YOUR OBJECTIVE
Copy out the records in full, word for word, without pictures.

========

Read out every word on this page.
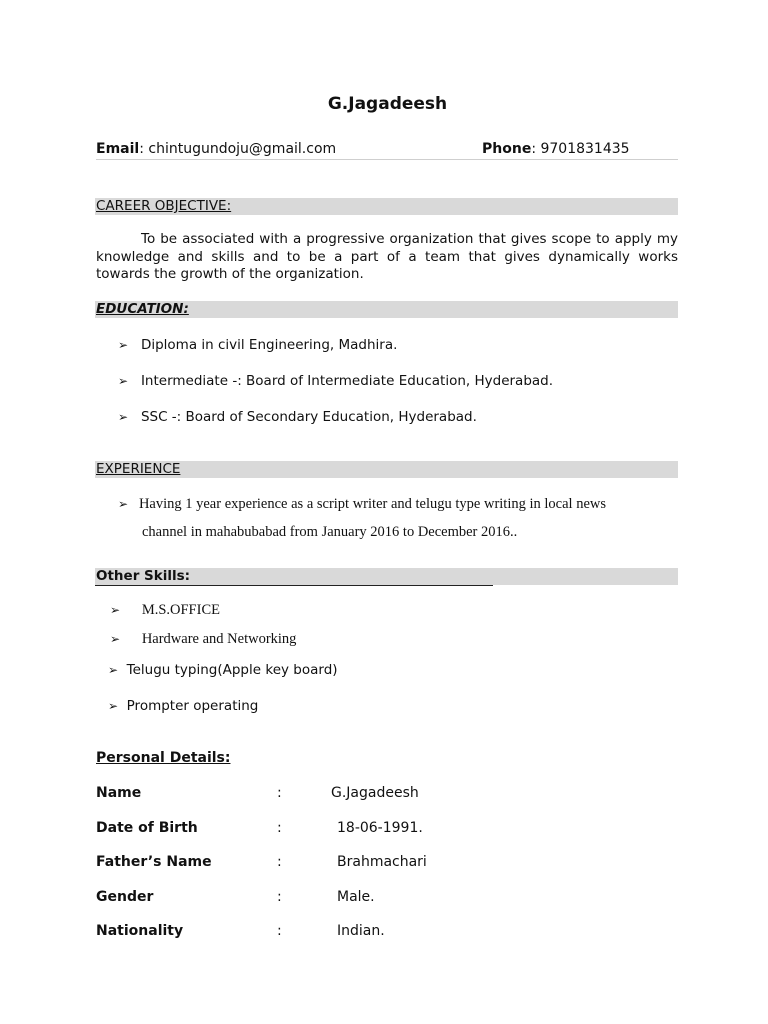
G.Jagadeesh
Email: chintugundoju@gmail.com	Phone: 9701831435
CAREER OBJECTIVE:
To be associated with a progressive organization that gives scope to apply my knowledge and skills and to be a part of a team that gives dynamically works towards the growth of the organization.
EDUCATION:
➢ Diploma in civil Engineering, Madhira.
➢ Intermediate -: Board of Intermediate Education, Hyderabad.
➢ SSC -: Board of Secondary Education, Hyderabad.
EXPERIENCE
➢ Having 1 year experience as a script writer and telugu type writing in local news
channel in mahabubabad from January 2016 to December 2016..
Other Skills:
➢ M.S.OFFICE
➢ Hardware and Networking
➢ Telugu typing(Apple key board)
➢ Prompter operating
Personal Details:
Name	:	G.Jagadeesh
Date of Birth	:	18-06-1991.
Father’s Name	:	Brahmachari
Gender	:	Male.
Nationality	:	Indian.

========

COMPLETED EXERCISE
Read out every word on this page.
G.Jagadeesh
Email: chintugundoju@gmail.com	Phone: 9701831435
CAREER OBJECTIVE:
To be associated with a progressive organization that gives scope to apply my knowledge and skills and to be a part of a team that gives dynamically works towards the growth of the organization.
EDUCATION:
➢ Diploma in civil Engineering, Madhira.
➢ Intermediate -: Board of Intermediate Education, Hyderabad.
➢ SSC -: Board of Secondary Education, Hyderabad.
EXPERIENCE
➢ Having 1 year experience as a script writer and telugu type writing in local news
channel in mahabubabad from January 2016 to December 2016..
Other Skills:
➢ M.S.OFFICE
➢ Hardware and Networking
➢ Telugu typing(Apple key board)
➢ Prompter operating
Personal Details:
Name	:	G.Jagadeesh
Date of Birth	:	18-06-1991.
Father’s Name	:	Brahmachari
Gender	:	Male.
Nationality	:	Indian.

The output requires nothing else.